Start MATERIAL PROVIDED
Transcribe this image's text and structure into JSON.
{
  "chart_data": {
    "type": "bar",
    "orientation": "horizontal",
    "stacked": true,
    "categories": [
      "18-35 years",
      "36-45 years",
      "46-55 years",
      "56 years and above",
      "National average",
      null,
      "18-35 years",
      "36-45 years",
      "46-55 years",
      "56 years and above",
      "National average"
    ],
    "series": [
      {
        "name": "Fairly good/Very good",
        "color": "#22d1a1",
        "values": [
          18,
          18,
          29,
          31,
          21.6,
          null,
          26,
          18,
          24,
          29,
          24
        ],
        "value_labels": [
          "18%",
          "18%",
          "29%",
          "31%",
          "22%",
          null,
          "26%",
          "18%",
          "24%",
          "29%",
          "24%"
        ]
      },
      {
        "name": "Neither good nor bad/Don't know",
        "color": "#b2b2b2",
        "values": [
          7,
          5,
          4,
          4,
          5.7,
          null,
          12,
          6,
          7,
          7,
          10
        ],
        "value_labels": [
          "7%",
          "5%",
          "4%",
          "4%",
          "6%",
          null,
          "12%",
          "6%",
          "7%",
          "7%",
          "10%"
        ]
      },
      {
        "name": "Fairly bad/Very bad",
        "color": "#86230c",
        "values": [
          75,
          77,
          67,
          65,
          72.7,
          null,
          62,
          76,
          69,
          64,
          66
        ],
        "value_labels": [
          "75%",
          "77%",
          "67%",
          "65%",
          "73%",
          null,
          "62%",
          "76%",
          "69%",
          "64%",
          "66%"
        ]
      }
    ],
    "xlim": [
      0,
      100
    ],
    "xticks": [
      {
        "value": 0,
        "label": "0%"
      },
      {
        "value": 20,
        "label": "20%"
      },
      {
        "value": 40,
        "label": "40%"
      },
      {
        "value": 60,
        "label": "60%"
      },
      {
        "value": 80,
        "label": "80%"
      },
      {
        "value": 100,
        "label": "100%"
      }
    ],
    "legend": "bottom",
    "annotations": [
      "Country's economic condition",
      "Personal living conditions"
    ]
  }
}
End MATERIAL PROVIDED
» YOUR TASK
The entries above must be returned in full, exactly as shown.

» ANSWER TO THE PROBLEM
Transcribe this image's text and structure into JSON.
{
  "chart_data": {
    "type": "bar",
    "orientation": "horizontal",
    "stacked": true,
    "categories": [
      "18-35 years",
      "36-45 years",
      "46-55 years",
      "56 years and above",
      "National average",
      null,
      "18-35 years",
      "36-45 years",
      "46-55 years",
      "56 years and above",
      "National average"
    ],
    "series": [
      {
        "name": "Fairly good/Very good",
        "color": "#22d1a1",
        "values": [
          18,
          18,
          29,
          31,
          21.6,
          null,
          26,
          18,
          24,
          29,
          24
        ],
        "value_labels": [
          "18%",
          "18%",
          "29%",
          "31%",
          "22%",
          null,
          "26%",
          "18%",
          "24%",
          "29%",
          "24%"
        ]
      },
      {
        "name": "Neither good nor bad/Don't know",
        "color": "#b2b2b2",
        "values": [
          7,
          5,
          4,
          4,
          5.7,
          null,
          12,
          6,
          7,
          7,
          10
        ],
        "value_labels": [
          "7%",
          "5%",
          "4%",
          "4%",
          "6%",
          null,
          "12%",
          "6%",
          "7%",
          "7%",
          "10%"
        ]
      },
      {
        "name": "Fairly bad/Very bad",
        "color": "#86230c",
        "values": [
          75,
          77,
          67,
          65,
          72.7,
          null,
          62,
          76,
          69,
          64,
          66
        ],
        "value_labels": [
          "75%",
          "77%",
          "67%",
          "65%",
          "73%",
          null,
          "62%",
          "76%",
          "69%",
          "64%",
          "66%"
        ]
      }
    ],
    "xlim": [
      0,
      100
    ],
    "xticks": [
      {
        "value": 0,
        "label": "0%"
      },
      {
        "value": 20,
        "label": "20%"
      },
      {
        "value": 40,
        "label": "40%"
      },
      {
        "value": 60,
        "label": "60%"
      },
      {
        "value": 80,
        "label": "80%"
      },
      {
        "value": 100,
        "label": "100%"
      }
    ],
    "legend": "bottom",
    "annotations": [
      "Country's economic condition",
      "Personal living conditions"
    ]
  }
}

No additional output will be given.